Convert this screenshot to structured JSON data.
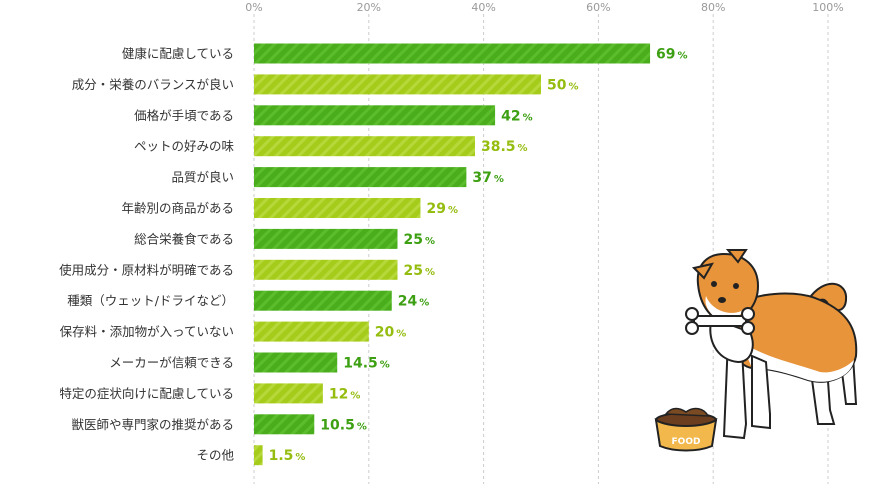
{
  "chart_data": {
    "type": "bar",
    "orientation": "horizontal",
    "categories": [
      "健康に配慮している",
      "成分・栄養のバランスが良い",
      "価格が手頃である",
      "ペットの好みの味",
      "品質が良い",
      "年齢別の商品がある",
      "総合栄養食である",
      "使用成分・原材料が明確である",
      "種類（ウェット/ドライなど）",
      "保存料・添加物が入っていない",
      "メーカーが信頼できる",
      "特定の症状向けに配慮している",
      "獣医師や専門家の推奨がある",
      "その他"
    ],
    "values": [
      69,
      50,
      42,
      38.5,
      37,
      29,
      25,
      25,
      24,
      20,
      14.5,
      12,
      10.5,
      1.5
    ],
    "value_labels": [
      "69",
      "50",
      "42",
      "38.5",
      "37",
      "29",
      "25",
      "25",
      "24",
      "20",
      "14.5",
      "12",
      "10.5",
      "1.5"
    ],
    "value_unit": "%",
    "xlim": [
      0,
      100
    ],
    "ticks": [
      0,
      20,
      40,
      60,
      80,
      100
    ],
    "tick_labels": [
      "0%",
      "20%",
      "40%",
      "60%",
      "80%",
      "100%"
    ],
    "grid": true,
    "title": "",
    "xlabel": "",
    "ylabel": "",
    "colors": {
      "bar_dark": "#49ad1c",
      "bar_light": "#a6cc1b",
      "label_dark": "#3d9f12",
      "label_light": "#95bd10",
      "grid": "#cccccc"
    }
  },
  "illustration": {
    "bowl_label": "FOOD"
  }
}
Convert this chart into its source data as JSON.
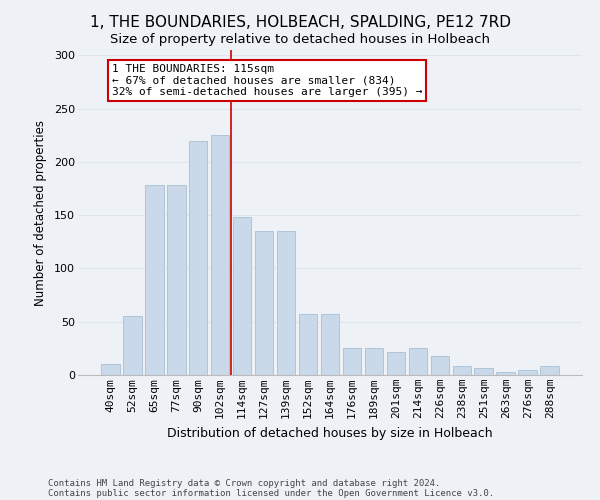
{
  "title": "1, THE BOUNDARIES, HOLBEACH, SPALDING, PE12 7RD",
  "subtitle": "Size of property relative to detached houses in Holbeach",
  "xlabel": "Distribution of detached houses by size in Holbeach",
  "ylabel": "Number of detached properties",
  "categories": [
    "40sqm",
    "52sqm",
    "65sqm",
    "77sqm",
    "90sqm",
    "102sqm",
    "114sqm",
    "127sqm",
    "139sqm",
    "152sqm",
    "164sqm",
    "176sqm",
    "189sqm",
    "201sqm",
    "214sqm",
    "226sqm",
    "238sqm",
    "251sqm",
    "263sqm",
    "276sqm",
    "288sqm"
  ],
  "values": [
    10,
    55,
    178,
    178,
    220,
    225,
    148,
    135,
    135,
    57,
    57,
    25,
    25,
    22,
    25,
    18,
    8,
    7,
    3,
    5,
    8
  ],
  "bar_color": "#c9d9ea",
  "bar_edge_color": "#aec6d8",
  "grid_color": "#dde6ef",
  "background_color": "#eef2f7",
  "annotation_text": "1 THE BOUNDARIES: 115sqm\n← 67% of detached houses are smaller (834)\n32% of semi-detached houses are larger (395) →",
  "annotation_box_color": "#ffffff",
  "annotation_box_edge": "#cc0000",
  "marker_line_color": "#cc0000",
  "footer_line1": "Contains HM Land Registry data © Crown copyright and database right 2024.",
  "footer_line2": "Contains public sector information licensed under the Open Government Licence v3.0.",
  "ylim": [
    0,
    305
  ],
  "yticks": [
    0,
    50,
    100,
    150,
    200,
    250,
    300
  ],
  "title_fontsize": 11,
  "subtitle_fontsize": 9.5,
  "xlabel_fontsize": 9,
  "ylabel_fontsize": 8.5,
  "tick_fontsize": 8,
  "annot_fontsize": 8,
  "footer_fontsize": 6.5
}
==
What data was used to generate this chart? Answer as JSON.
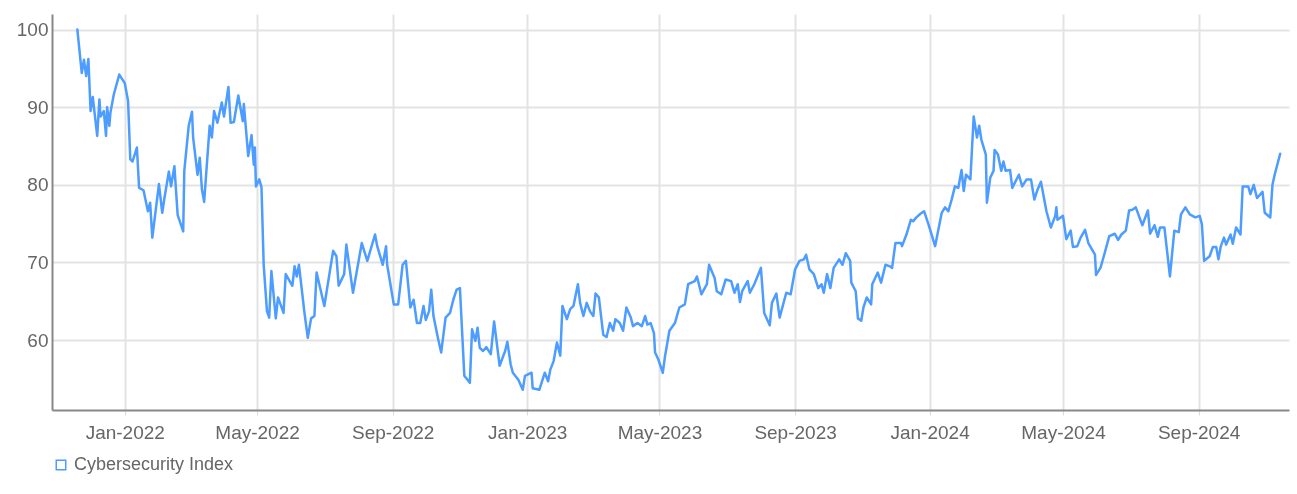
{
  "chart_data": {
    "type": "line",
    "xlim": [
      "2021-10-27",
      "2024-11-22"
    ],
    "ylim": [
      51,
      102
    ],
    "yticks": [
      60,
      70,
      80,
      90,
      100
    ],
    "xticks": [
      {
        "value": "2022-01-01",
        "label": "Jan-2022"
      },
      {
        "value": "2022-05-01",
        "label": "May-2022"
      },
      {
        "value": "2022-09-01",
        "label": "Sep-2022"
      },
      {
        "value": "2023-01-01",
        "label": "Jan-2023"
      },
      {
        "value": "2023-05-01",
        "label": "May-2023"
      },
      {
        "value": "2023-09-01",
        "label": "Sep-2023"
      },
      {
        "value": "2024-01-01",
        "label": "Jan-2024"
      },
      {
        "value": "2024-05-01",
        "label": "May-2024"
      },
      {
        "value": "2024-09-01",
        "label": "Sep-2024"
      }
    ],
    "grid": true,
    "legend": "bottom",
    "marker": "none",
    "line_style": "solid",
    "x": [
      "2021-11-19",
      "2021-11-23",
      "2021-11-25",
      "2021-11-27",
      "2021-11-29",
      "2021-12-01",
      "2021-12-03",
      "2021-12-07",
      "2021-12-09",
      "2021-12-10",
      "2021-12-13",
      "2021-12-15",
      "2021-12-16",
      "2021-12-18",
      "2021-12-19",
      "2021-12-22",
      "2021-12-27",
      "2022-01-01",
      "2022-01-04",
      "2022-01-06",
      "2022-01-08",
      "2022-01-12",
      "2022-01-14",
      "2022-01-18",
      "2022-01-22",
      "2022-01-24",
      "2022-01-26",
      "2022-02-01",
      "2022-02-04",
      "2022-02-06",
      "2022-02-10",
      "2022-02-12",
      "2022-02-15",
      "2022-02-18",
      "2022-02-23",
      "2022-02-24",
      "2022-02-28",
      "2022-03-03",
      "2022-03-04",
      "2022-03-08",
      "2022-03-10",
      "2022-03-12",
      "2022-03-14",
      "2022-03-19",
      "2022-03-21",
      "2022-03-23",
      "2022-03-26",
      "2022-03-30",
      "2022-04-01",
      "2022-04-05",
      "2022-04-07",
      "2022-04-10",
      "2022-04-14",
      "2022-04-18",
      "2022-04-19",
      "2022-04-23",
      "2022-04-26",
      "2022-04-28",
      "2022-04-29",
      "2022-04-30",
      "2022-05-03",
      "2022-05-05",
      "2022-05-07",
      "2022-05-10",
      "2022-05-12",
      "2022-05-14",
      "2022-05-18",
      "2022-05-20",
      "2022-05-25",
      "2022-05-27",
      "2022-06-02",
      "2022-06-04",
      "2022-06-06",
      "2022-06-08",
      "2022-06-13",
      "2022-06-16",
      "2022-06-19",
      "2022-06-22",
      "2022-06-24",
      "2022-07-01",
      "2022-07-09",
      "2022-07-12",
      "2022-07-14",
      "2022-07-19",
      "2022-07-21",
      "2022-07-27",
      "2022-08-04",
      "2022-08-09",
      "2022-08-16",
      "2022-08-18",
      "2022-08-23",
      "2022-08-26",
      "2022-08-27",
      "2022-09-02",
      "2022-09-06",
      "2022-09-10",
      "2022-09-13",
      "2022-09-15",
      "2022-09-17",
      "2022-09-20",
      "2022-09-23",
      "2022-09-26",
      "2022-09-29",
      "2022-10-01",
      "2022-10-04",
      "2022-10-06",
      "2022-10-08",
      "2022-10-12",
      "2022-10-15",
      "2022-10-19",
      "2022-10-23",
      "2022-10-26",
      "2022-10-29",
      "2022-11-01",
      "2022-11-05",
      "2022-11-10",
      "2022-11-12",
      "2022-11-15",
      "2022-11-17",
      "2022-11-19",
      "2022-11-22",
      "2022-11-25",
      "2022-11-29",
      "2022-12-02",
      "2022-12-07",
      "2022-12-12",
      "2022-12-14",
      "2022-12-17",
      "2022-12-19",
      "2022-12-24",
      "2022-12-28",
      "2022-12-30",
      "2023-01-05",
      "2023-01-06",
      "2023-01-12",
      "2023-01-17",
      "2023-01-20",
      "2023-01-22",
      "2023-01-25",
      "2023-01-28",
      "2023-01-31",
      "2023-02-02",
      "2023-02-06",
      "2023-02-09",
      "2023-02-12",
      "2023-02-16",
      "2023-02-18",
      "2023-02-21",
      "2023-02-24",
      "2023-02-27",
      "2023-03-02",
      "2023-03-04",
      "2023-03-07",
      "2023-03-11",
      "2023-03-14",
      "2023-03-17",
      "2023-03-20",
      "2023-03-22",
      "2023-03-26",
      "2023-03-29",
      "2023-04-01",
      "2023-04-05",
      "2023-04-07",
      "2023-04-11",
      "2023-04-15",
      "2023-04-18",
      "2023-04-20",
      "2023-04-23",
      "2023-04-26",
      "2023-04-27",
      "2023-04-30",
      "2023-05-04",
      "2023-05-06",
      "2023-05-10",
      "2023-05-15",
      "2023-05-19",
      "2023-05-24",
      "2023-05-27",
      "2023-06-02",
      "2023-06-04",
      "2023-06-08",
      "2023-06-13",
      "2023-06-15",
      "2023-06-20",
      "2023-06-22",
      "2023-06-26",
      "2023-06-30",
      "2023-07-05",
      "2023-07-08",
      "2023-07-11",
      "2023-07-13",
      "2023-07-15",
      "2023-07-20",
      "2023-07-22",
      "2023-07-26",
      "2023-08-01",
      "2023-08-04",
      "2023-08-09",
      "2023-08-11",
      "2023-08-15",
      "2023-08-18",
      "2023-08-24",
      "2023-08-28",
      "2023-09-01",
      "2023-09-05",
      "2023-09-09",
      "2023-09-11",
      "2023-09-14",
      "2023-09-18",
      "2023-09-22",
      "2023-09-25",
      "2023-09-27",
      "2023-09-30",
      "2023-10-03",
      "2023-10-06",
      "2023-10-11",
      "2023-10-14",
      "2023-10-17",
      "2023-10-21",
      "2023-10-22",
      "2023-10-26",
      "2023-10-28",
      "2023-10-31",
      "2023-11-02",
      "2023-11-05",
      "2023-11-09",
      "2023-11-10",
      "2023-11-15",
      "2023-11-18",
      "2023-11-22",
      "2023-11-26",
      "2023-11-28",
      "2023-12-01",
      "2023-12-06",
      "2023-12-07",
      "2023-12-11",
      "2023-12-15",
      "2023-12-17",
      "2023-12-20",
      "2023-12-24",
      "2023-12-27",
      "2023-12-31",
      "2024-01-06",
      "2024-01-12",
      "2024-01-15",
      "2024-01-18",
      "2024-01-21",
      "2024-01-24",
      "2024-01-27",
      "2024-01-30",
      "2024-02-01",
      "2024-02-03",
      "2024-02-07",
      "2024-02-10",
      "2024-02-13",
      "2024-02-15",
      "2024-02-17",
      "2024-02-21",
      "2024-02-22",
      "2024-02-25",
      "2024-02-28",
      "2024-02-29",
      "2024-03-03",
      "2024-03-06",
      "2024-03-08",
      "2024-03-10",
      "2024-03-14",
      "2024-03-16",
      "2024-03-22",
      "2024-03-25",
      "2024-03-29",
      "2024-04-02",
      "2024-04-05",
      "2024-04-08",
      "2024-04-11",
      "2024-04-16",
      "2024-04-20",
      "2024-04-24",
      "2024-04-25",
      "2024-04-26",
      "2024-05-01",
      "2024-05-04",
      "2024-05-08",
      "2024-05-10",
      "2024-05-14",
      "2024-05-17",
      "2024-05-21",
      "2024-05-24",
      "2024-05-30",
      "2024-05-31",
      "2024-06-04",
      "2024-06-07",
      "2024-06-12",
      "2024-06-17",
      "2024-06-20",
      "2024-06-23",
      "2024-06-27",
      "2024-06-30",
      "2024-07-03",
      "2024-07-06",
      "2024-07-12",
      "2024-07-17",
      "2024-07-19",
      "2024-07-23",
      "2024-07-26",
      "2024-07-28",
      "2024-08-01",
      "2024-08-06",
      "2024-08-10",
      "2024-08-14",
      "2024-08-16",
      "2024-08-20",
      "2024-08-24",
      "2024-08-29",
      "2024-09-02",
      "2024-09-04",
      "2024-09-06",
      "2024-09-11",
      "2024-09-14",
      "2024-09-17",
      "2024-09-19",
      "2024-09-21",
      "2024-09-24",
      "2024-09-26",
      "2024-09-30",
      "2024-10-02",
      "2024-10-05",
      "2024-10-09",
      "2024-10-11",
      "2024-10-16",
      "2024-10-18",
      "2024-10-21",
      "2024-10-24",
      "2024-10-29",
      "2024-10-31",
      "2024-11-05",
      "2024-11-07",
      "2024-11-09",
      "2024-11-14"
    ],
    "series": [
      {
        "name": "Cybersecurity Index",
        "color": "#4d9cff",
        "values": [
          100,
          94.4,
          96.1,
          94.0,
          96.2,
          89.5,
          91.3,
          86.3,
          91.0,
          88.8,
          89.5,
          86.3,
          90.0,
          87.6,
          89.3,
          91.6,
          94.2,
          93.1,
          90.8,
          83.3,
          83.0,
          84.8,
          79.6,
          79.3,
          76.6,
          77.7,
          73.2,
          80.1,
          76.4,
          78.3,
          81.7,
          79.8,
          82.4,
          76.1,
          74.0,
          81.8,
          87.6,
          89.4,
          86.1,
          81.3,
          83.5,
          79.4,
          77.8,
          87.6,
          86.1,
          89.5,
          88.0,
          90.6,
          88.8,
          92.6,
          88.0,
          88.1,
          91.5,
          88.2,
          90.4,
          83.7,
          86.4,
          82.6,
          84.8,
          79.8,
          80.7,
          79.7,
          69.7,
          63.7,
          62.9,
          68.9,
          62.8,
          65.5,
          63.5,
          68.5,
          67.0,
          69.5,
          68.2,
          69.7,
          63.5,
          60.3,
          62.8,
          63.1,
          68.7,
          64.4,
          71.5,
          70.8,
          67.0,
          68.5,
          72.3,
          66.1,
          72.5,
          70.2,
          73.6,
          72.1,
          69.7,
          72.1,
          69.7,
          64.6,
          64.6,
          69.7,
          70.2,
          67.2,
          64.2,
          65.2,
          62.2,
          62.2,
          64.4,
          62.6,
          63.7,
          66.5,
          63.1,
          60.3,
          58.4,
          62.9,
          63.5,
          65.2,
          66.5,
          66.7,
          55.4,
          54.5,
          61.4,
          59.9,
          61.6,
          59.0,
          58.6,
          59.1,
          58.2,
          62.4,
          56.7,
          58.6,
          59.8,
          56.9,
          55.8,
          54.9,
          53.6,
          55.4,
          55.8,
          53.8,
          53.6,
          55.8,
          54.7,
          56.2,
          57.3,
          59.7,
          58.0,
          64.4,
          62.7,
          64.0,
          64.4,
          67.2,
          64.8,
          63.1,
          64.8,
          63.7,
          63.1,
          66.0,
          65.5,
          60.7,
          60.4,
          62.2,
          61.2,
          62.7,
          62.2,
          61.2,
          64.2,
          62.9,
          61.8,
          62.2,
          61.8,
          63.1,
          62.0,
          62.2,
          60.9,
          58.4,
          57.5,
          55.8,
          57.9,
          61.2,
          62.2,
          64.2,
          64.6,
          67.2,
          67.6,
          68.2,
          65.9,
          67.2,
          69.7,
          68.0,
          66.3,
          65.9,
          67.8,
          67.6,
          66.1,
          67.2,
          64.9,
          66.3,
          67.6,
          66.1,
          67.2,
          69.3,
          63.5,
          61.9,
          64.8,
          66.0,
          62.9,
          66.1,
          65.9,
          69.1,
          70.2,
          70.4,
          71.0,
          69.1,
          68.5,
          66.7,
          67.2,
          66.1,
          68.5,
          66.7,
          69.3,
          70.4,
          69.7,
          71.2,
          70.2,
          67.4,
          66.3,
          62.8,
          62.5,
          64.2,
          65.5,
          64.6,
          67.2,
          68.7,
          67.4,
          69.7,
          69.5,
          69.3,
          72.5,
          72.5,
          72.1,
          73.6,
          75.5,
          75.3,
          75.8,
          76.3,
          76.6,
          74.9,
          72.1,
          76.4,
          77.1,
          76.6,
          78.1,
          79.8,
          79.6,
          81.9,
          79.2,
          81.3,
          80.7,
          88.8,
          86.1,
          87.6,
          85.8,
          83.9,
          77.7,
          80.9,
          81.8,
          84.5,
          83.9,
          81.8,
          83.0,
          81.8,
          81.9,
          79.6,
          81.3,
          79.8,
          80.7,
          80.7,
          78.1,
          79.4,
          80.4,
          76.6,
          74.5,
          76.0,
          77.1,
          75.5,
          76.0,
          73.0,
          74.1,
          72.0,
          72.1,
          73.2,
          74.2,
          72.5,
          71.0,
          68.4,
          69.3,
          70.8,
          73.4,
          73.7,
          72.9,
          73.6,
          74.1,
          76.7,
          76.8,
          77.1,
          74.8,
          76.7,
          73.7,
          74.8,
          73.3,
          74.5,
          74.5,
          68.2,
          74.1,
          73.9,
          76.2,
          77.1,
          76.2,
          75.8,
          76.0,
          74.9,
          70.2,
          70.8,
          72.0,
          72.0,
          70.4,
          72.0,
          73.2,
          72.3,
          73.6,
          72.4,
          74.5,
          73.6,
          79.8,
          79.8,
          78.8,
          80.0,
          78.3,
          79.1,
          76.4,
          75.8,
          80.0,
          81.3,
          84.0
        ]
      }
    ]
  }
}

▸ **Your task**: Show every line from the listing above in which the string "JSON" appears.

▸ **Task result**:
Convert this screenshot to structured JSON data.
Convert this chart into its source data as JSON.
What data was used to generate this chart? Answer as JSON.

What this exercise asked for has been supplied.